WRITTEN TASK = Using the listing below, extract each line that has the word "intellisnap" in it.

THE INPUT =

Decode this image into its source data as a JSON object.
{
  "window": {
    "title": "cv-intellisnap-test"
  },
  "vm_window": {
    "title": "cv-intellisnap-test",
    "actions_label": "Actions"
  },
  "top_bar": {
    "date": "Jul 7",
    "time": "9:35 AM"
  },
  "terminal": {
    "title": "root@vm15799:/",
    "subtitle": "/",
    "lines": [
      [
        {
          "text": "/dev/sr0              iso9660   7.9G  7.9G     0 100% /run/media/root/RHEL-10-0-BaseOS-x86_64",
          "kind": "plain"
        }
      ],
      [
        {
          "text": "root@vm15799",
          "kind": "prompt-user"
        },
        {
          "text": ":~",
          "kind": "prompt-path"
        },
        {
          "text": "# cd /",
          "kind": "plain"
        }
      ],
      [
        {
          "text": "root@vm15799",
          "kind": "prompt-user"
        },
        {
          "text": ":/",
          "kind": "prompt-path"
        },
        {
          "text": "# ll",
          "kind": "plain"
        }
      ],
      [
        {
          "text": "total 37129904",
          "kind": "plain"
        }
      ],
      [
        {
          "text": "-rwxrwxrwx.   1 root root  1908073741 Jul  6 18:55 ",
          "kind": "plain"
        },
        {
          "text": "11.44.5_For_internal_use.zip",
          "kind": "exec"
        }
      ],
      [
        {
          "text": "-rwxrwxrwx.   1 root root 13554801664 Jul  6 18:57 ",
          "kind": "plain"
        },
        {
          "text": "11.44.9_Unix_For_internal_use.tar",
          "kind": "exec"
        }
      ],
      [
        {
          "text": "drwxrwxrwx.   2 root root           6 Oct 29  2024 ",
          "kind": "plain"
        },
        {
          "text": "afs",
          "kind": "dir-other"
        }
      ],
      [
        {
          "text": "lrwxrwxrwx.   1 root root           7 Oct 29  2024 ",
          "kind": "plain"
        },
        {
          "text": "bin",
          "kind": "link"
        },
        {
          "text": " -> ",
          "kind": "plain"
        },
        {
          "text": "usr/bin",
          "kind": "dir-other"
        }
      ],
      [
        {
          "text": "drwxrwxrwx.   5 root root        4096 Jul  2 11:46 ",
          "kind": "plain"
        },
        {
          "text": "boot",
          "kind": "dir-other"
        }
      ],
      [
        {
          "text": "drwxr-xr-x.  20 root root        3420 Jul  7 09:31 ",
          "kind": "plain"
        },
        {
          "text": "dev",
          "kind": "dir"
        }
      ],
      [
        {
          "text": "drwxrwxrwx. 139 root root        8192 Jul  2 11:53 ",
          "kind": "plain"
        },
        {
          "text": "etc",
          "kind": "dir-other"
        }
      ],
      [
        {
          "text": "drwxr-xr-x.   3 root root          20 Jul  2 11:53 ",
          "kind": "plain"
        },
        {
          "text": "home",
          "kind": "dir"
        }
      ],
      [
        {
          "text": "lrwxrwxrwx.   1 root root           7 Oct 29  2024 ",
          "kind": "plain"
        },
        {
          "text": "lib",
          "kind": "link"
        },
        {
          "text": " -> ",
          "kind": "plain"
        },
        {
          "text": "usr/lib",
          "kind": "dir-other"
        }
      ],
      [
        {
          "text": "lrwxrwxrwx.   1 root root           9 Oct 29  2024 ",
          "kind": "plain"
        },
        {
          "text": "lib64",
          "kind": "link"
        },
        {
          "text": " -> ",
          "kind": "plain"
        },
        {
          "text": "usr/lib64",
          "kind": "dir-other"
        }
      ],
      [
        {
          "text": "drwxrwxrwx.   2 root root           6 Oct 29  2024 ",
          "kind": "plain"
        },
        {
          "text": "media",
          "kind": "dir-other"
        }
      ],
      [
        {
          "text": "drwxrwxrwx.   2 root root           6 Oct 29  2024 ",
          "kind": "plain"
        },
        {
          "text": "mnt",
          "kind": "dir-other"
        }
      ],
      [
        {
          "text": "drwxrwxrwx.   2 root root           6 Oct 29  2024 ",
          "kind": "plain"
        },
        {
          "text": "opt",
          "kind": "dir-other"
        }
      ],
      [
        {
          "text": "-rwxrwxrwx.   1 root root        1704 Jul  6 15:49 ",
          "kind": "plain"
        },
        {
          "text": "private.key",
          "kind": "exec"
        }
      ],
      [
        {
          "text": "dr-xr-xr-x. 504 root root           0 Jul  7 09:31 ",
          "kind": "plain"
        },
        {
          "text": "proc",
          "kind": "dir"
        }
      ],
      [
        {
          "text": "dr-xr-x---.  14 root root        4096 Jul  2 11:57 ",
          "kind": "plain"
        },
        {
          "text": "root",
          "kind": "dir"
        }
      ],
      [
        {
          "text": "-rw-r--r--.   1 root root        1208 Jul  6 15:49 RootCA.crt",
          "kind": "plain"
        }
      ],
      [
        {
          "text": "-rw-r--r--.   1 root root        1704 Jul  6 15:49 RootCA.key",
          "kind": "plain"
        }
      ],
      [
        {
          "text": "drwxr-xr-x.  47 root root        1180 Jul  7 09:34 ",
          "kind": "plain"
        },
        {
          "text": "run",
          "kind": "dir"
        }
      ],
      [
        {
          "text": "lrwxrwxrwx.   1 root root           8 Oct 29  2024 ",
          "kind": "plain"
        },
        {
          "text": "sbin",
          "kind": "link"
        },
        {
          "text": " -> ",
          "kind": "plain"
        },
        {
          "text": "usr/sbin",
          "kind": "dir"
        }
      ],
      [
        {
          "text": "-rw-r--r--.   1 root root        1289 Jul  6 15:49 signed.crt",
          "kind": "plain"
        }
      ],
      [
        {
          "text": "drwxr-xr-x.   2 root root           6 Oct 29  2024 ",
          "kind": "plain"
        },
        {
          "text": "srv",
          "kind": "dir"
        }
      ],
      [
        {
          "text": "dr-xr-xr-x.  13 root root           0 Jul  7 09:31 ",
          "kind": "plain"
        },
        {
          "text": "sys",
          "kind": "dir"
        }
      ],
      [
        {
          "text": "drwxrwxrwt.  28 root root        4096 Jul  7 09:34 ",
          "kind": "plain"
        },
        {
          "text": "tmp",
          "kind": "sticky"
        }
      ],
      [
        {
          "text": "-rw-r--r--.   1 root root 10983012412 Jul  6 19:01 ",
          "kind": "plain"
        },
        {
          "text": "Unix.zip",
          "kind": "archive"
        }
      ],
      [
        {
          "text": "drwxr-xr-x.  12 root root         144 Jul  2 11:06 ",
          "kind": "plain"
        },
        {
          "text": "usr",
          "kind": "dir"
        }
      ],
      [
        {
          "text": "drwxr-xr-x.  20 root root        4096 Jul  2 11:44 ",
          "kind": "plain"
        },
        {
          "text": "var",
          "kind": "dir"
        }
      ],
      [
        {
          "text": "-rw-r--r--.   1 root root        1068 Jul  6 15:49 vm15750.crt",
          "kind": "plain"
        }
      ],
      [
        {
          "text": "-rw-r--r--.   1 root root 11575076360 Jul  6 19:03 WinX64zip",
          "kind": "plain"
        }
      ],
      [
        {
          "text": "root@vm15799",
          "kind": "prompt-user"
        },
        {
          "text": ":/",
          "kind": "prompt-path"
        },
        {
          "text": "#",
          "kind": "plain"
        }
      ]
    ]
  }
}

ANSWER IN FULL =
    "title": "cv-intellisnap-test"
    "title": "cv-intellisnap-test",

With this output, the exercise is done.